[Stored entries]
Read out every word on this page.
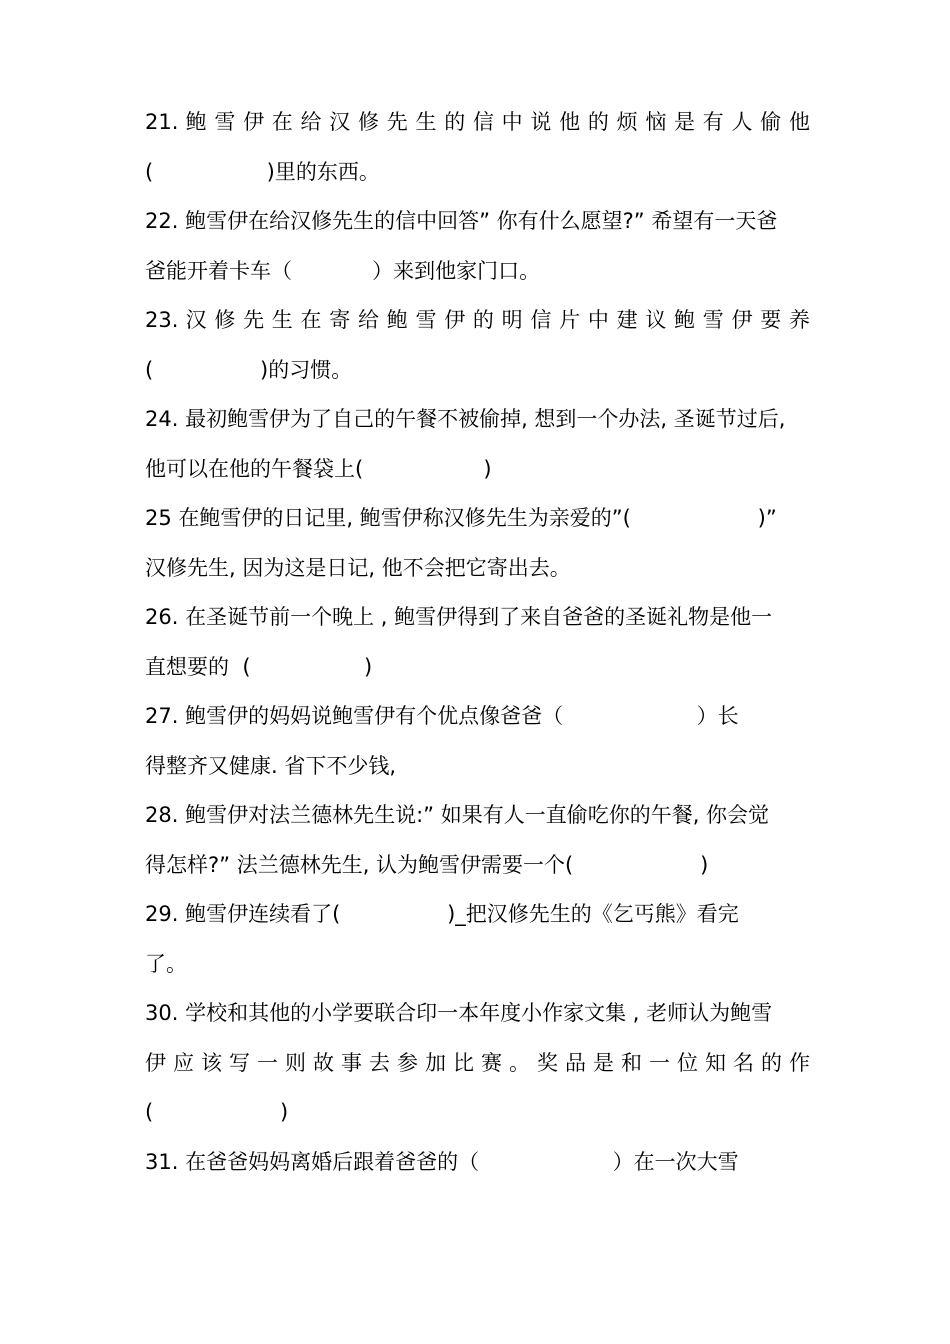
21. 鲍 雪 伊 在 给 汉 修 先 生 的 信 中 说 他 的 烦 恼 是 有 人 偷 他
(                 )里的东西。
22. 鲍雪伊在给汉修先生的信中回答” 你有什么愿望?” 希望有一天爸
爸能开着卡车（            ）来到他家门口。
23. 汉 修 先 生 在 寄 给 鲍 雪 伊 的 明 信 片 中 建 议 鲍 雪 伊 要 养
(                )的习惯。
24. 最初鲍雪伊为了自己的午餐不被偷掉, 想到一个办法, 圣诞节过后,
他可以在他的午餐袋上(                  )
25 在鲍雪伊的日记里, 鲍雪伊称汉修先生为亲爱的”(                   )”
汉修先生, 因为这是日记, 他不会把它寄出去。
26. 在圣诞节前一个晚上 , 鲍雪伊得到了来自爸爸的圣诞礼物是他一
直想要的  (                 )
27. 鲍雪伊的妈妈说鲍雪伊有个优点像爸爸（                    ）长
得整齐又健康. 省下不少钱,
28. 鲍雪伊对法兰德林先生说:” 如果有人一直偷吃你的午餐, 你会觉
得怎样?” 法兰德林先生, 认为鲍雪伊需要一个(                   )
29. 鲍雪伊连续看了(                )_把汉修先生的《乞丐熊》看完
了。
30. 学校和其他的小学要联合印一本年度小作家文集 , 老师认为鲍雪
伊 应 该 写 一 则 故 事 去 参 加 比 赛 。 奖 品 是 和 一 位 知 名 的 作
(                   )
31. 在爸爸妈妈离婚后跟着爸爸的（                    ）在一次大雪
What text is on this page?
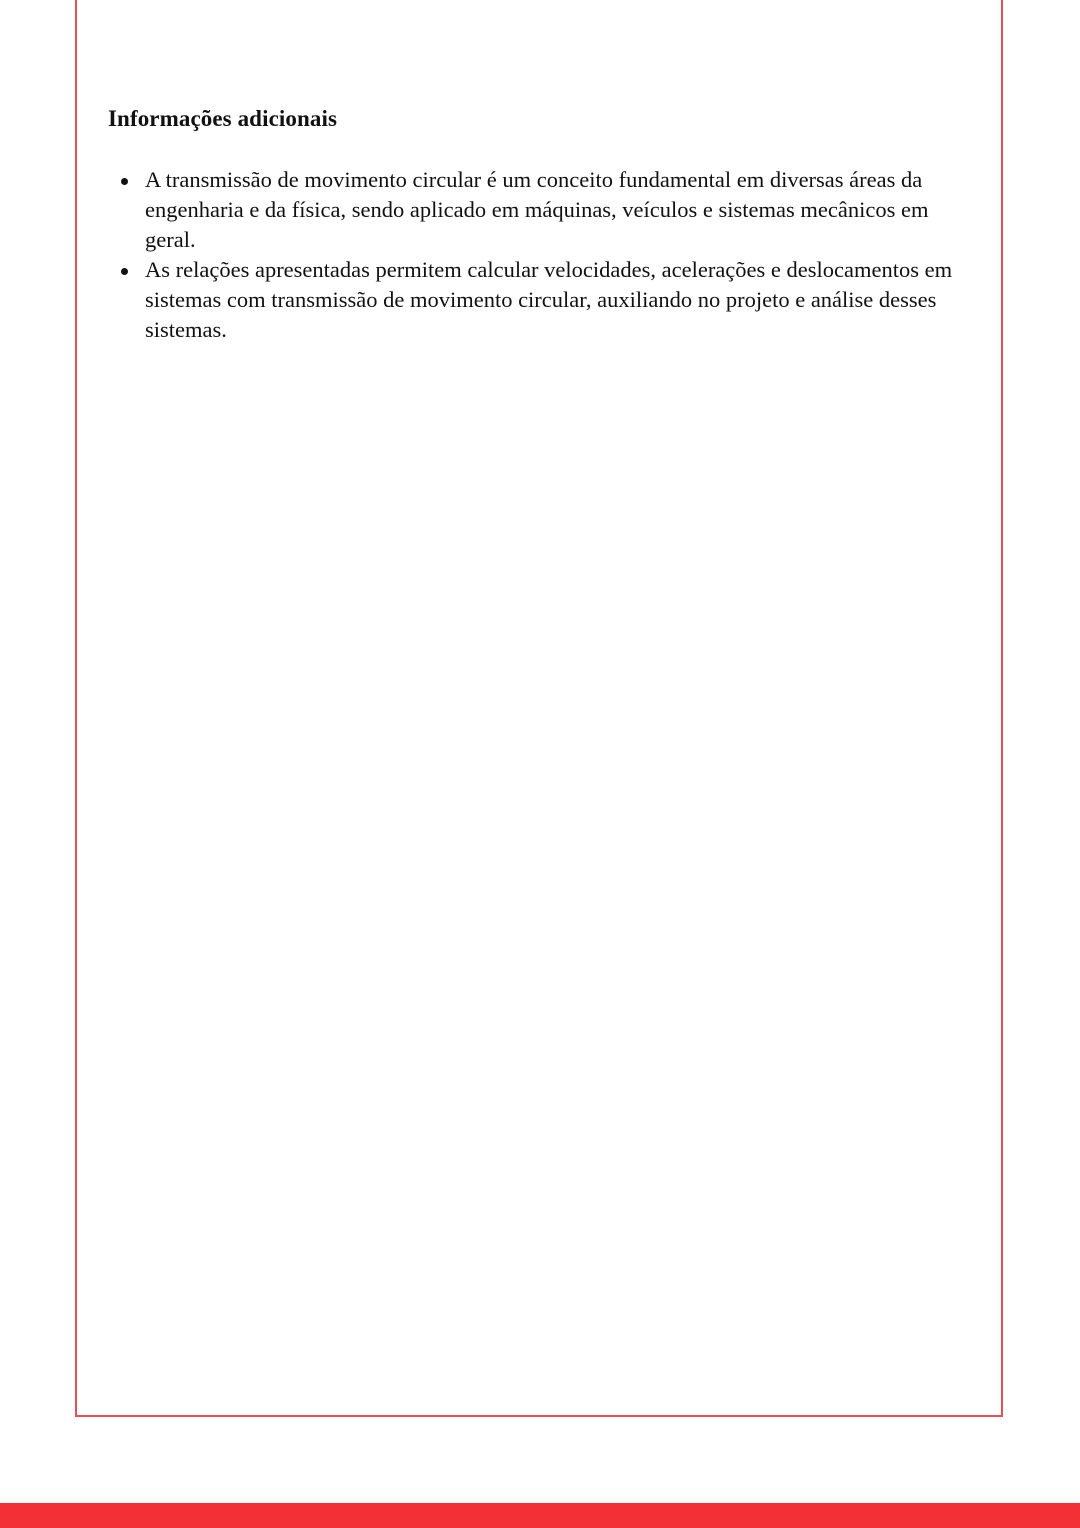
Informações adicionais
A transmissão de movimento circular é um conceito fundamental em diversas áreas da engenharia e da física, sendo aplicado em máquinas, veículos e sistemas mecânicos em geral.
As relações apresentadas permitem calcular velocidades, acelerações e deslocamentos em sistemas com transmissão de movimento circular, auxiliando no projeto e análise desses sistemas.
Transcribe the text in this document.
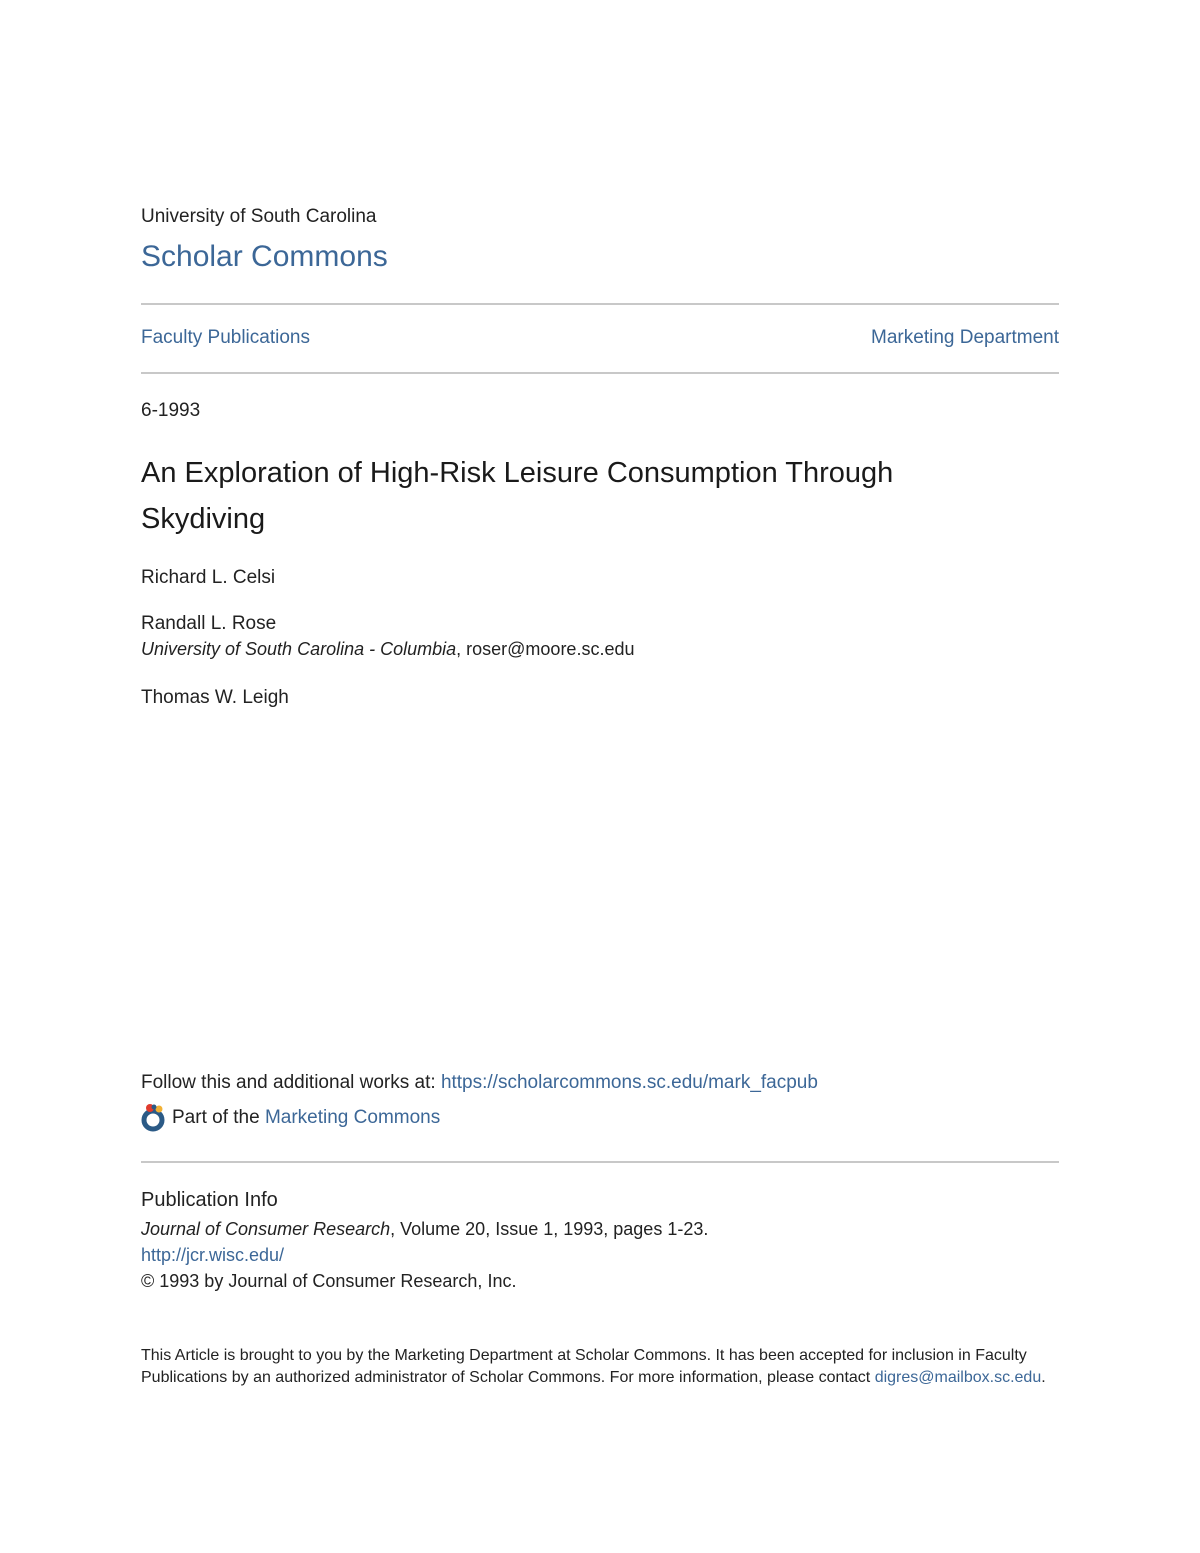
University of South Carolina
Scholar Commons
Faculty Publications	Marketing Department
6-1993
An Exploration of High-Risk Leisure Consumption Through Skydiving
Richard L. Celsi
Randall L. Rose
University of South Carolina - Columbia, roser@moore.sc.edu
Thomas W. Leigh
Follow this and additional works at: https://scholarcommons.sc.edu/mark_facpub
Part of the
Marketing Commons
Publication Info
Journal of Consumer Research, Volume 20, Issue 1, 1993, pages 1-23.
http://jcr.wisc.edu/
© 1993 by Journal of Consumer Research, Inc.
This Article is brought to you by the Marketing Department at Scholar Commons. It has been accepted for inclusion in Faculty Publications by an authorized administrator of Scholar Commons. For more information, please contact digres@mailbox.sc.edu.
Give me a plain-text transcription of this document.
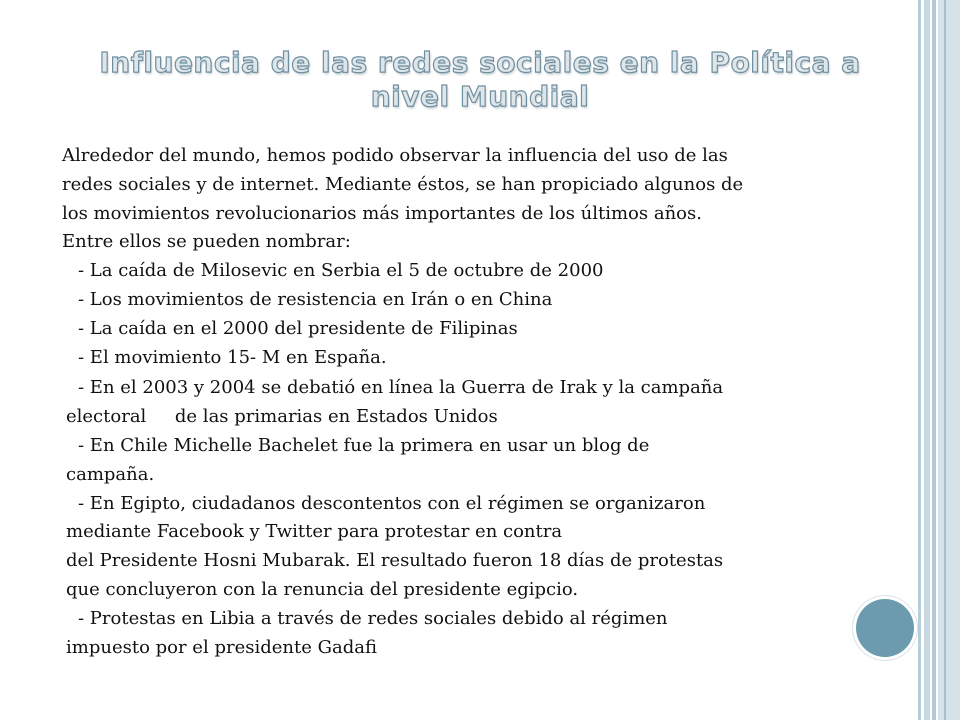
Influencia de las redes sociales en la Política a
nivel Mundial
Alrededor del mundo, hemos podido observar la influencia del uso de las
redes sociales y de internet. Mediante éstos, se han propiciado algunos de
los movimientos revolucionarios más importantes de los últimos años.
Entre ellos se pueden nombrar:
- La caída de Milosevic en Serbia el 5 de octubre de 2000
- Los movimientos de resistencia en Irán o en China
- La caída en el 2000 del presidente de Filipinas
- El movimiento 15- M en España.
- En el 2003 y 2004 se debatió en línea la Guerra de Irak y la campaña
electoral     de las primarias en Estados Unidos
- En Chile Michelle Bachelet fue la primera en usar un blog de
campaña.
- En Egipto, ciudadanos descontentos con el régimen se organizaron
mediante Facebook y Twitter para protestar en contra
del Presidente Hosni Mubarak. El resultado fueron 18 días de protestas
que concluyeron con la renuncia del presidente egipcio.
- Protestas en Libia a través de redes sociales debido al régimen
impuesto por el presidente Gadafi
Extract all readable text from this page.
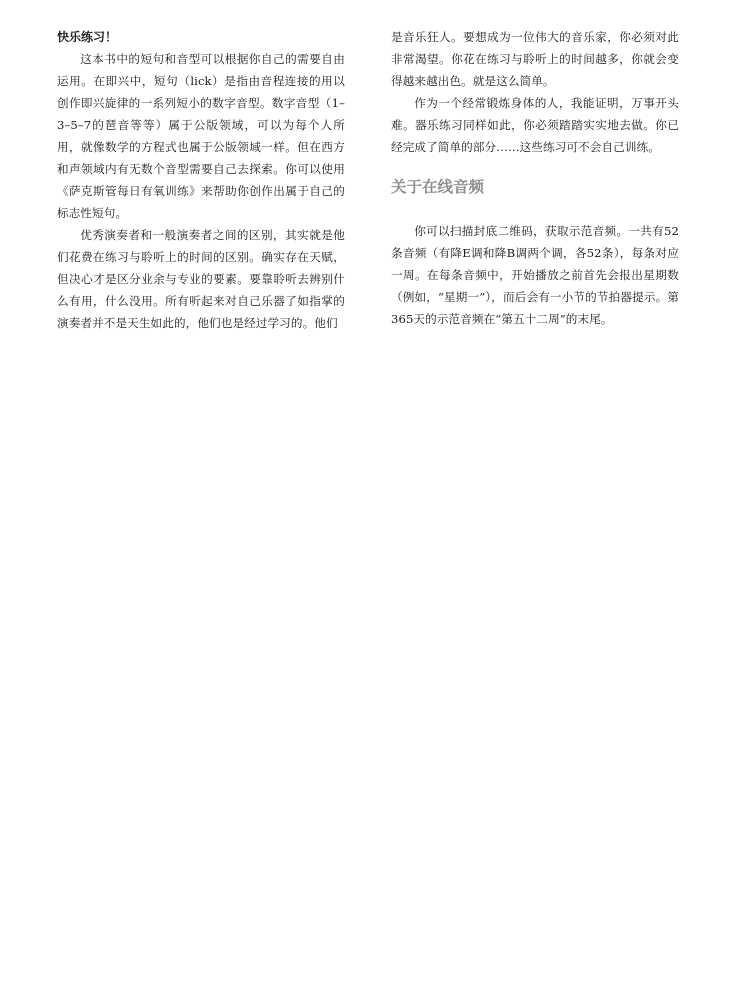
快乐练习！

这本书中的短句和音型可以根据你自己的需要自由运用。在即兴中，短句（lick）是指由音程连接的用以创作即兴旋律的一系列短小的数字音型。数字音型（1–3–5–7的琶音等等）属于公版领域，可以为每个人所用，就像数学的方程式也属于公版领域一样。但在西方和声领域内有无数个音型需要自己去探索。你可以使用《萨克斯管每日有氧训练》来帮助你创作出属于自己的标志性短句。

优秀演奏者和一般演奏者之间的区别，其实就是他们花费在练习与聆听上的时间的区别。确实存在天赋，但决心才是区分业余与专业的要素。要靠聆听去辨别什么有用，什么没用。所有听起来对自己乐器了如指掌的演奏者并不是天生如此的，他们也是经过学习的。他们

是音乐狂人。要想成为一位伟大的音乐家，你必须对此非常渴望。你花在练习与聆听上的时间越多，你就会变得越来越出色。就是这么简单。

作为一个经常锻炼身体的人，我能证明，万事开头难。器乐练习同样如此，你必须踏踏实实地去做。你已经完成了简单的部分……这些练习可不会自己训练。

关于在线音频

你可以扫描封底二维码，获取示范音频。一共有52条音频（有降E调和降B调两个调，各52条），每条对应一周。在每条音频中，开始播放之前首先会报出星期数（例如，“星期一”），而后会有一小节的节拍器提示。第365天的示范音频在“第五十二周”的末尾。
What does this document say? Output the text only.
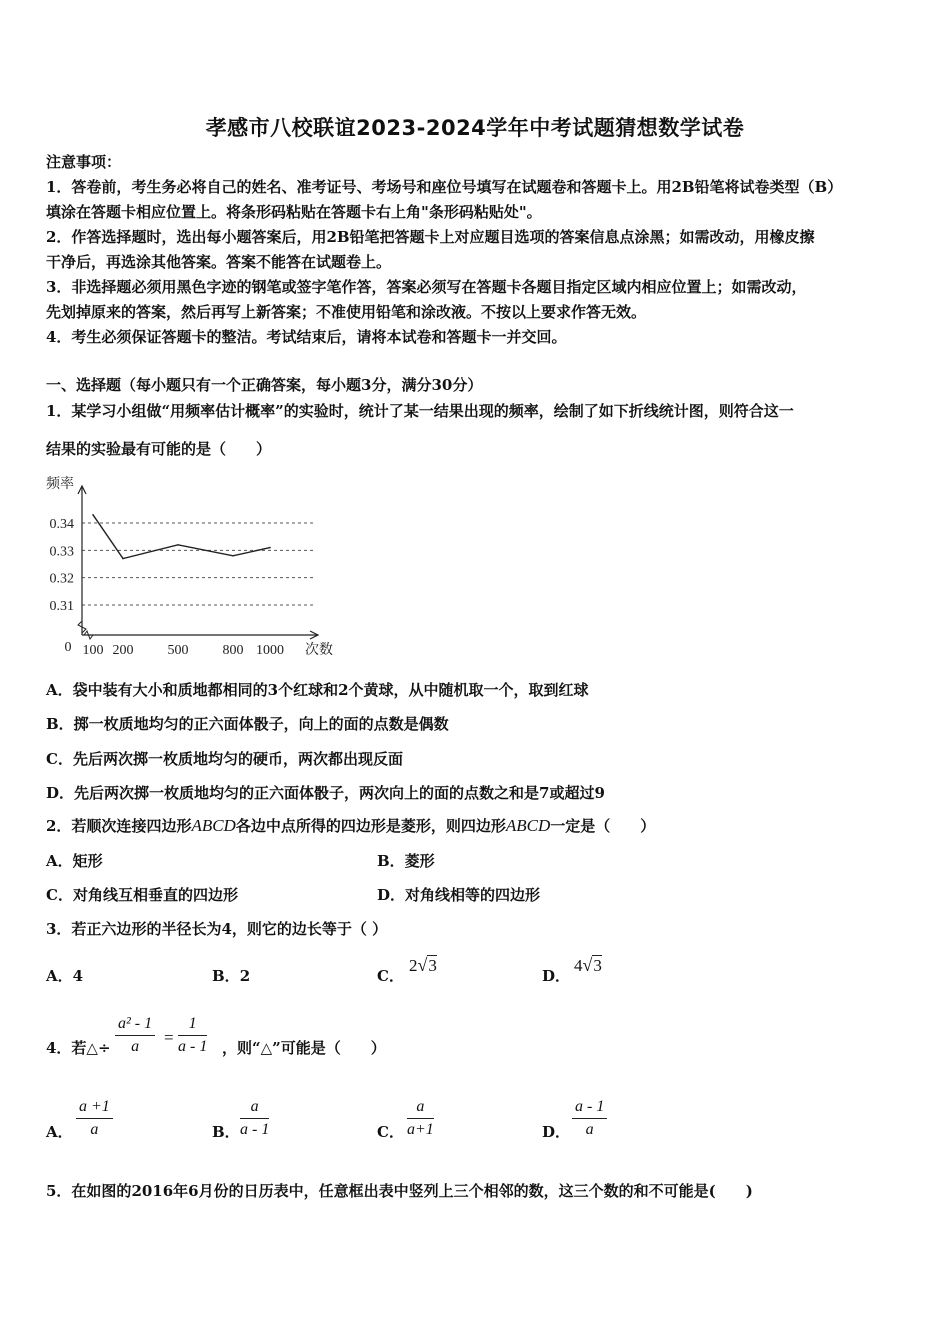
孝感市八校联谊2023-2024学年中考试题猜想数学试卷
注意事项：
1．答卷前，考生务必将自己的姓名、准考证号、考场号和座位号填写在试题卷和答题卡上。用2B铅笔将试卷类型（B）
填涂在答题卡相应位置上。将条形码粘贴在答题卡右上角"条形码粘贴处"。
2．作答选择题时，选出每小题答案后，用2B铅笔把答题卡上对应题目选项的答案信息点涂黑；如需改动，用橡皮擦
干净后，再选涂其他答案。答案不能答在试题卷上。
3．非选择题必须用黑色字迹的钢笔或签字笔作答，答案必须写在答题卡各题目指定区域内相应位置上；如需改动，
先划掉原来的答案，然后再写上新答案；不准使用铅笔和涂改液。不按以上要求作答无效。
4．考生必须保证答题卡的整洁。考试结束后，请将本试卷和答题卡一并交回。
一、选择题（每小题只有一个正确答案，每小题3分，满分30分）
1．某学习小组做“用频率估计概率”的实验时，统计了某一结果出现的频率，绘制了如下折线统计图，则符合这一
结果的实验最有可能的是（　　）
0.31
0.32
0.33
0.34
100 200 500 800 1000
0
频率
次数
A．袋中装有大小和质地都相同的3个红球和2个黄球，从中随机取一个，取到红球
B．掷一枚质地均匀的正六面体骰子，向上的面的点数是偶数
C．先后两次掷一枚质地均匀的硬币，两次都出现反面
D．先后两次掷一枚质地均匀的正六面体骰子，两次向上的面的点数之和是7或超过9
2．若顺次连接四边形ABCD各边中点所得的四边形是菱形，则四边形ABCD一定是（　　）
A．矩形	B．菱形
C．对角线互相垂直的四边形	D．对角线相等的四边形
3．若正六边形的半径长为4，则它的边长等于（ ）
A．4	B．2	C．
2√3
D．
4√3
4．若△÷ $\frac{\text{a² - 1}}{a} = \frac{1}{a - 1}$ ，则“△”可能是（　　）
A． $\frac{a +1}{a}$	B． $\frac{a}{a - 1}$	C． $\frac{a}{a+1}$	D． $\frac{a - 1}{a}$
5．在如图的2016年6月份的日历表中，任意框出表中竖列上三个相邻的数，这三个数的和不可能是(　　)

» **What is being asked**
From the records above, pull out every line containing the word "South".

» **Response for this exercise**
University of South Carolina
University of South Carolina - Columbia, roser@moore.sc.edu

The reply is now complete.